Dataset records
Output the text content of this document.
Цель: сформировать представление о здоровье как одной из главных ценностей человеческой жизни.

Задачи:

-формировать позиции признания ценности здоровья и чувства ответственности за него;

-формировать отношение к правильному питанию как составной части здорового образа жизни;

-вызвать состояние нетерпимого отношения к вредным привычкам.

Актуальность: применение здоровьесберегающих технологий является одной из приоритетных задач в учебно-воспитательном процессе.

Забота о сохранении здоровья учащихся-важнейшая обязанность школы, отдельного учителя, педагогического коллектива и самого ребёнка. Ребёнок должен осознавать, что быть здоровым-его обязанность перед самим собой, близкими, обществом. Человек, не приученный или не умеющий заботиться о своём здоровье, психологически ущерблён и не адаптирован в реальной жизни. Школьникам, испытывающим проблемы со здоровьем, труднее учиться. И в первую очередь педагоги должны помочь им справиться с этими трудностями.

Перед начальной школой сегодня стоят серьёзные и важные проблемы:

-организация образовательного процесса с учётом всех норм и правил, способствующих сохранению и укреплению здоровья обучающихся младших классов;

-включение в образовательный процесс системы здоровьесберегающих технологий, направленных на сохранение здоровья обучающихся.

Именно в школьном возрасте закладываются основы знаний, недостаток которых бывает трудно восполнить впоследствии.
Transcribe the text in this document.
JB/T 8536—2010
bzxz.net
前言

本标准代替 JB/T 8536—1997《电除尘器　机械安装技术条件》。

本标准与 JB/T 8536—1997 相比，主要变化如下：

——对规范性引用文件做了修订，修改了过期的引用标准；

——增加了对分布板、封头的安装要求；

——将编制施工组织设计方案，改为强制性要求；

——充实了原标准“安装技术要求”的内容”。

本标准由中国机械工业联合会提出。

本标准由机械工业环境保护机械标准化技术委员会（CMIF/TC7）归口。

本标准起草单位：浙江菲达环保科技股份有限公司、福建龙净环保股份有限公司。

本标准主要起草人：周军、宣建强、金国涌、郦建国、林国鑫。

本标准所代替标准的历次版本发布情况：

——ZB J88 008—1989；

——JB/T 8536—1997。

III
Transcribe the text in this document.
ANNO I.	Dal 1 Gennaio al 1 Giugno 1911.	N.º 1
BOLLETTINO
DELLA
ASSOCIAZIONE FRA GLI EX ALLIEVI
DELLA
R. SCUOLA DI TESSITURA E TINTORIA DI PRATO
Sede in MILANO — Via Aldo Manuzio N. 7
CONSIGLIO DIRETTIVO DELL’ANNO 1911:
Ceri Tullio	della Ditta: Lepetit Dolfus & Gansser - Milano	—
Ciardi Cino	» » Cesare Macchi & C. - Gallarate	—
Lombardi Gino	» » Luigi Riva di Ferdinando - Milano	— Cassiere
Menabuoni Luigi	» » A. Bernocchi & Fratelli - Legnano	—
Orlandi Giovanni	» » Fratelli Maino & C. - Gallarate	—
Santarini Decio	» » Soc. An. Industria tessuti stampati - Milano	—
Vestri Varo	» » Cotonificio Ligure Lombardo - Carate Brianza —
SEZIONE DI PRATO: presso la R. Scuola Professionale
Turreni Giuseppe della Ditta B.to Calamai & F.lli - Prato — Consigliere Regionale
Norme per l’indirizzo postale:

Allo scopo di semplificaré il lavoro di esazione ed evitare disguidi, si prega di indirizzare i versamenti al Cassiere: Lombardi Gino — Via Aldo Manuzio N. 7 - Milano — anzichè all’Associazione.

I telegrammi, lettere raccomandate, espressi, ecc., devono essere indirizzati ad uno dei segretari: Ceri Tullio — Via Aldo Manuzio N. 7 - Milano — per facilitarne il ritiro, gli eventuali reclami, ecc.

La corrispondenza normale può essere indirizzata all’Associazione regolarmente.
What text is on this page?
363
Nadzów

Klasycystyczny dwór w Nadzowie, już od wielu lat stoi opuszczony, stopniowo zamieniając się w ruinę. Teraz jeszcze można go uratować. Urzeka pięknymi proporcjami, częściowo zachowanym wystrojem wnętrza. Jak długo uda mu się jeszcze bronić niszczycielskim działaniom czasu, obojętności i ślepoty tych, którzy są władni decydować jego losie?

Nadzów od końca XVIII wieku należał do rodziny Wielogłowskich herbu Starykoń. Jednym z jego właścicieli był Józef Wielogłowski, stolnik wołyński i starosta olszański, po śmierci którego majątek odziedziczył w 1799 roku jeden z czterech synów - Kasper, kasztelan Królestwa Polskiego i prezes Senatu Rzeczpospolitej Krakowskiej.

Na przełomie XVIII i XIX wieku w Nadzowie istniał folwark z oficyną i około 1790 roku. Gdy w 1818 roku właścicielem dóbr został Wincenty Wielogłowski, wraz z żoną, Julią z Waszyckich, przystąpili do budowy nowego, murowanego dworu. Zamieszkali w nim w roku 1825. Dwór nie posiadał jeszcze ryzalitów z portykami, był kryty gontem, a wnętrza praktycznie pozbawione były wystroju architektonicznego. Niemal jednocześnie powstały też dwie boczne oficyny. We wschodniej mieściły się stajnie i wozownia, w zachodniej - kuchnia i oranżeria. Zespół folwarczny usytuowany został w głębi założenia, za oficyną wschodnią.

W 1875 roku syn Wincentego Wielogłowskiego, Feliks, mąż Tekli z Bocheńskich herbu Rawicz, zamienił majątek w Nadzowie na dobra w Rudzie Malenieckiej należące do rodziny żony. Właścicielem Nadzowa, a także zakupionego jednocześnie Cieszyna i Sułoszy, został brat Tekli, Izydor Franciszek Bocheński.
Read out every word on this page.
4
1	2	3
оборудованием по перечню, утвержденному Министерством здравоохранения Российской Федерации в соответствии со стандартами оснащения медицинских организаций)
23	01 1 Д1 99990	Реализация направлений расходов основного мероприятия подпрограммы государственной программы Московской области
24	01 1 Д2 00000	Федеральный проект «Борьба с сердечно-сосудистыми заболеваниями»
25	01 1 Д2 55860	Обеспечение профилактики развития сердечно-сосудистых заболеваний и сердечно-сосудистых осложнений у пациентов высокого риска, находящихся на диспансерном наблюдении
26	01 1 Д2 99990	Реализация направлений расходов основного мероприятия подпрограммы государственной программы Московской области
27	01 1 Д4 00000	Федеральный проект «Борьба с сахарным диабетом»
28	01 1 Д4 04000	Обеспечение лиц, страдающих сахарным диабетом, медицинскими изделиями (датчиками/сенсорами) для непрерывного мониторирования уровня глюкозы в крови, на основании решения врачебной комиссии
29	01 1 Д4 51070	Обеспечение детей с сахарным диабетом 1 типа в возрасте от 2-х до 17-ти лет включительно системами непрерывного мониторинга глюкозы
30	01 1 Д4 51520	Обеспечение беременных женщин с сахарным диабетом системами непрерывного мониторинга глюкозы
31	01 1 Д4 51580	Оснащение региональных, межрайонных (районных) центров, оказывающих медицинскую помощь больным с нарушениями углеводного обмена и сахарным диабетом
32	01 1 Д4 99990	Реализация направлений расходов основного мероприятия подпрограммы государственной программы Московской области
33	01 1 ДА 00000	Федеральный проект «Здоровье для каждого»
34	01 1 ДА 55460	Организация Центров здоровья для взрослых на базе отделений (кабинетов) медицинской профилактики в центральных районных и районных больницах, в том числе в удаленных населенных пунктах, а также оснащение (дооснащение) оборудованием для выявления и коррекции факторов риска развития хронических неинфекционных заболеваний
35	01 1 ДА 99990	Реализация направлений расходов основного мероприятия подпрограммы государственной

To be done: Above are the records. Identify each line that contains the word "системами".

Answer:
29	01 1 Д4 51070	Обеспечение детей с сахарным диабетом 1 типа в возрасте от 2-х до 17-ти лет включительно системами непрерывного мониторинга глюкозы
30	01 1 Д4 51520	Обеспечение беременных женщин с сахарным диабетом системами непрерывного мониторинга глюкозы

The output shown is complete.